**Records:**
● ● ● ● ● ● ●
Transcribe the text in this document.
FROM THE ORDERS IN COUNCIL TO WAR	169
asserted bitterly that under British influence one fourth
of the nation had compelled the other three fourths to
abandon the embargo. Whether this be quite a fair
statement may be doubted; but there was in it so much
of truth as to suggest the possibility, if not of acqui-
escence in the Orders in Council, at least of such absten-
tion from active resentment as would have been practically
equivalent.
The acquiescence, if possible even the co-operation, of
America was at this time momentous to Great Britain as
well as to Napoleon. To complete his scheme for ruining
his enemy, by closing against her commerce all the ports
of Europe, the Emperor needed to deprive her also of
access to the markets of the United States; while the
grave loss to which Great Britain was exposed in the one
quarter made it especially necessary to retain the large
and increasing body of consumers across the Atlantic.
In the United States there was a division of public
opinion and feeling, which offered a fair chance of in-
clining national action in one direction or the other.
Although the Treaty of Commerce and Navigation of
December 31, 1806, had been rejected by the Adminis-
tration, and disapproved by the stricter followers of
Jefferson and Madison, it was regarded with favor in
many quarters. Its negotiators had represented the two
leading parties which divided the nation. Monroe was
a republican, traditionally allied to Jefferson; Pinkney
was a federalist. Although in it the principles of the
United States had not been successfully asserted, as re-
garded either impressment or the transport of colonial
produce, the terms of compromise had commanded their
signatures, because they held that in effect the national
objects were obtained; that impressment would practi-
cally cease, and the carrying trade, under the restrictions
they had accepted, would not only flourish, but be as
● ● ● ● ● ● ●
**Task goal:** Print the material verbatim, all of it.

**The result:**
Transcribe the text in this document.
FROM THE ORDERS IN COUNCIL TO WAR	169
asserted bitterly that under British influence one fourth
of the nation had compelled the other three fourths to
abandon the embargo. Whether this be quite a fair
statement may be doubted; but there was in it so much
of truth as to suggest the possibility, if not of acqui-
escence in the Orders in Council, at least of such absten-
tion from active resentment as would have been practically
equivalent.
The acquiescence, if possible even the co-operation, of
America was at this time momentous to Great Britain as
well as to Napoleon. To complete his scheme for ruining
his enemy, by closing against her commerce all the ports
of Europe, the Emperor needed to deprive her also of
access to the markets of the United States; while the
grave loss to which Great Britain was exposed in the one
quarter made it especially necessary to retain the large
and increasing body of consumers across the Atlantic.
In the United States there was a division of public
opinion and feeling, which offered a fair chance of in-
clining national action in one direction or the other.
Although the Treaty of Commerce and Navigation of
December 31, 1806, had been rejected by the Adminis-
tration, and disapproved by the stricter followers of
Jefferson and Madison, it was regarded with favor in
many quarters. Its negotiators had represented the two
leading parties which divided the nation. Monroe was
a republican, traditionally allied to Jefferson; Pinkney
was a federalist. Although in it the principles of the
United States had not been successfully asserted, as re-
garded either impressment or the transport of colonial
produce, the terms of compromise had commanded their
signatures, because they held that in effect the national
objects were obtained; that impressment would practi-
cally cease, and the carrying trade, under the restrictions
they had accepted, would not only flourish, but be as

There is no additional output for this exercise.